To be done.
Render each line of the listing below as a JSON list of strings, one string per line and no blank lines. Leave out the picture lines.

Layout annotation records
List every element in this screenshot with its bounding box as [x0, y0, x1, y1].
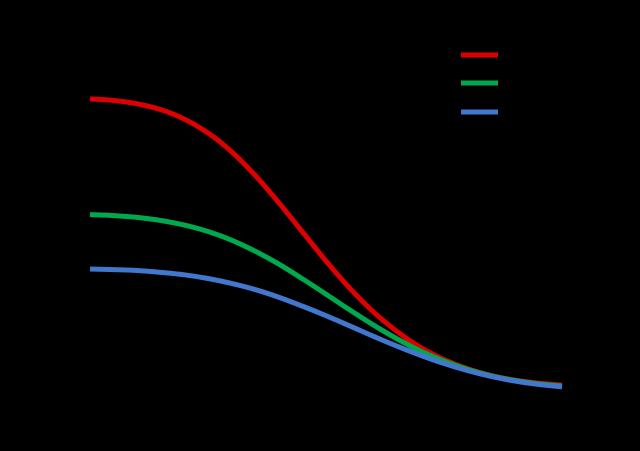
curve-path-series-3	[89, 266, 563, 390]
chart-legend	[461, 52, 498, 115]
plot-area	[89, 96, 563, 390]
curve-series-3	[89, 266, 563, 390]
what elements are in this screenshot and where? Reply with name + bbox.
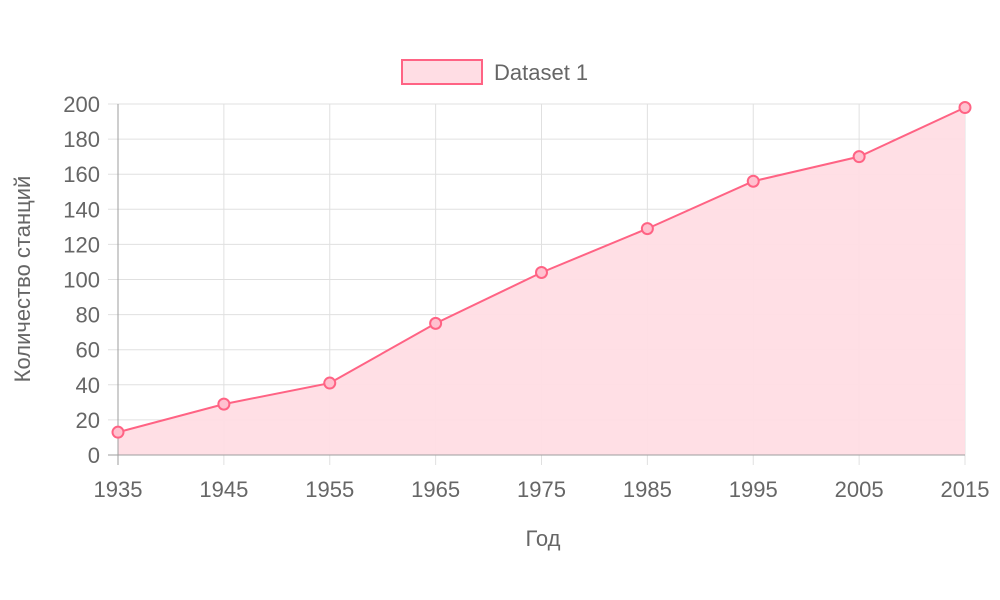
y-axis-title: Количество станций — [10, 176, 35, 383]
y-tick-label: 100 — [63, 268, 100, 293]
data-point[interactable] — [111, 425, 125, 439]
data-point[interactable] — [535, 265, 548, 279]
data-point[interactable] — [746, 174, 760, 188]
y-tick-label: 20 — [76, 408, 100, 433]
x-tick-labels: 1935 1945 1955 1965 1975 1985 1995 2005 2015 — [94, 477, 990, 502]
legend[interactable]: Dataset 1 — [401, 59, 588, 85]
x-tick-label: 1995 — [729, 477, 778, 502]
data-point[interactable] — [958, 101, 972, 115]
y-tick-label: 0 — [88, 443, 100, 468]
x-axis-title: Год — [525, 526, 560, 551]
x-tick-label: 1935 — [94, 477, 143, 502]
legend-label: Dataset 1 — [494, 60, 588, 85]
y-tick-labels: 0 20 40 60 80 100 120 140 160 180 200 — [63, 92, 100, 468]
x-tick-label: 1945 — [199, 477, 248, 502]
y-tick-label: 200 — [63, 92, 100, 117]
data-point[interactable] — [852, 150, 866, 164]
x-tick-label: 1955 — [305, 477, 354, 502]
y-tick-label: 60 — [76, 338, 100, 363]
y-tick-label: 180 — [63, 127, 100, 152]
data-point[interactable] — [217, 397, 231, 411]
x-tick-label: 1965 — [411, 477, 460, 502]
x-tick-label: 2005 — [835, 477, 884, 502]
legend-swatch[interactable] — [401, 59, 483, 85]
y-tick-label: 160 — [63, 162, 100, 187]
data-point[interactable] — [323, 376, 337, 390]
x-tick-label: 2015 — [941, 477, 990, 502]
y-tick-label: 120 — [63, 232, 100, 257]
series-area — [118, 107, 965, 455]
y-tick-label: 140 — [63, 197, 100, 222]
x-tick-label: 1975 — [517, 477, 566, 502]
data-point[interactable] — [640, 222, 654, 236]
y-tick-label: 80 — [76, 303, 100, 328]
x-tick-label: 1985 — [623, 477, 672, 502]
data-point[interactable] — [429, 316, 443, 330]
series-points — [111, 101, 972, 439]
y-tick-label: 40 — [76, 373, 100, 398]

Exercise answer.
[
  "List every element in this screenshot with its bounding box as [x0, y0, x1, y1].",
  "curve-path-series-3\t[89, 266, 563, 390]",
  "chart-legend\t[461, 52, 498, 115]",
  "plot-area\t[89, 96, 563, 390]",
  "curve-series-3\t[89, 266, 563, 390]",
  "what elements are in this screenshot and where? Reply with name + bbox.",
  "y-axis-title: Количество станций — [10, 176, 35, 383]",
  "y-tick-label: 100 — [63, 268, 100, 293]",
  "data-point[interactable] — [111, 425, 125, 439]",
  "data-point[interactable] — [535, 265, 548, 279]",
  "data-point[interactable] — [746, 174, 760, 188]",
  "y-tick-label: 20 — [76, 408, 100, 433]",
  "x-tick-labels: 1935 1945 1955 1965 1975 1985 1995 2005 2015 — [94, 477, 990, 502]",
  "legend[interactable]: Dataset 1 — [401, 59, 588, 85]",
  "x-tick-label: 1995 — [729, 477, 778, 502]",
  "data-point[interactable] — [958, 101, 972, 115]",
  "y-tick-label: 0 — [88, 443, 100, 468]",
  "x-axis-title: Год — [525, 526, 560, 551]",
  "x-tick-label: 1935 — [94, 477, 143, 502]",
  "legend-label: Dataset 1 — [494, 60, 588, 85]",
  "y-tick-labels: 0 20 40 60 80 100 120 140 160 180 200 — [63, 92, 100, 468]",
  "x-tick-label: 1945 — [199, 477, 248, 502]",
  "y-tick-label: 200 — [63, 92, 100, 117]",
  "data-point[interactable] — [852, 150, 866, 164]",
  "x-tick-label: 1955 — [305, 477, 354, 502]",
  "y-tick-label: 60 — [76, 338, 100, 363]",
  "y-tick-label: 180 — [63, 127, 100, 152]",
  "data-point[interactable] — [217, 397, 231, 411]",
  "x-tick-label: 1965 — [411, 477, 460, 502]",
  "x-tick-label: 2005 — [835, 477, 884, 502]",
  "legend-swatch[interactable] — [401, 59, 483, 85]",
  "y-tick-label: 160 — [63, 162, 100, 187]",
  "data-point[interactable] — [323, 376, 337, 390]",
  "x-tick-label: 2015 — [941, 477, 990, 502]",
  "y-tick-label: 120 — [63, 232, 100, 257]",
  "series-area — [118, 107, 965, 455]",
  "y-tick-label: 140 — [63, 197, 100, 222]",
  "x-tick-label: 1975 — [517, 477, 566, 502]",
  "data-point[interactable] — [640, 222, 654, 236]",
  "y-tick-label: 80 — [76, 303, 100, 328]",
  "x-tick-label: 1985 — [623, 477, 672, 502]",
  "data-point[interactable] — [429, 316, 443, 330]",
  "series-points — [111, 101, 972, 439]",
  "y-tick-label: 40 — [76, 373, 100, 398]"
]